Anti-War, Al-Jazeerah, ccun.org, May 17, 2010


The war in Afghanistan hardly featured in the election and the new Conservative-Lib Dem coalition government will want to   continue avoiding the issue, except to insist nonsensically   that withdrawing the troops would bring the Taliban to Britain's streets.  

In this they will be joined by the Labour opposition, but there is a dilemma facing all three parties: the majority of   people in Britain do not agree with them and want the troops withdrawn within a year - one recent poll showing that 77   percent want an end to the war now.  

Most people question the purpose of the war. Few believe it is really making Britain safer, and the suggestion that it is   improving human rights or women's rights is clearly refuted by the reality of deteriorating conditions in Afghanistan.  

We have seen in the past year how the war can suddenly push   itself to the top of the news agenda, as it did last Summer   when a US-led offensive in Helmand province brought a sharp   increase in British casualties, and for weeks soldiers' funerals at Wootton Bassett were featured prominently in the media.  

With an assault on Kandahar -- Afghanistan's second biggest   city -- apparently imminent, we may be about to see this futile and unwinnable war moving again to the centre of the political stage.  

As we face severe cuts in public expenditure due to the   economic crisis, the call for the troops to come home will be  strengthened by the argument that cuts should not come from services like health and education, but from scrapping Trident    nuclear missiles (projected cost £100 billion) and ending the wars in Iraq and Afghanistan (currently costing many billions every year).  

Last December, David Cameron told The Sun newspaper, "I will   never cut and run from Afghanistan", meaning he would rather send soldiers to kill and die in a war which has no purpose other than to save the face of the warmongers who took us into it in the first place.  

Now David Cameron is prime minister, it is the task of the   anti-war movement to help end the pointless waste of Afghan and British lives, by maximising the pressure on him to cut and run, not just from Afghanistan, but from Britain's continual subservience to American war policies.

Supplied information:
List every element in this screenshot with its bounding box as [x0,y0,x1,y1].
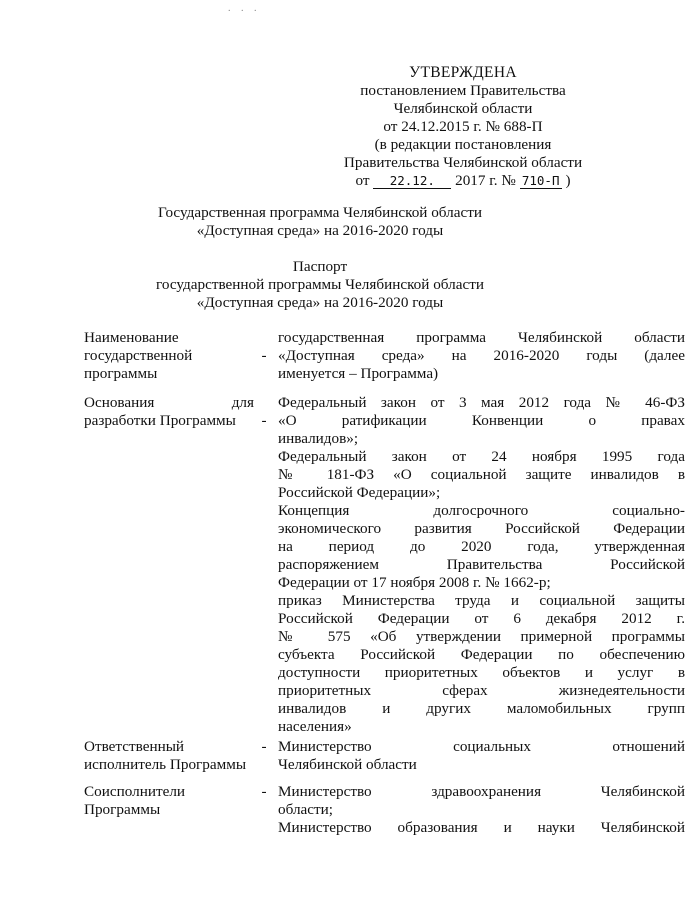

Instruction A:
Summarize the article above on the war in Afghanistan in two sentences.
Instruction B:
Transcribe the part of the article above on the war in Afghanistan that runs from "As we face severe" up to and including "billions every year).".

Finished answer A:
The war in Afghanistan barely came up in the election, and the new Conservative-Lib Dem coalition and the Labour opposition want to keep avoiding it, although most people in Britain want the troops withdrawn and doubt that the war makes the country safer or improves conditions in Afghanistan. With a Kandahar offensive apparently imminent and public spending cuts coming, the article argues that the anti-war movement should press Prime Minister David Cameron to withdraw from Afghanistan and end Britain's subservience to American war policies.

Finished answer B:
As we face severe cuts in public expenditure due to the   economic crisis, the call for the troops to come home will be  strengthened by the argument that cuts should not come from services like health and education, but from scrapping Trident    nuclear missiles (projected cost £100 billion) and ending the wars in Iraq and Afghanistan (currently costing many billions every year).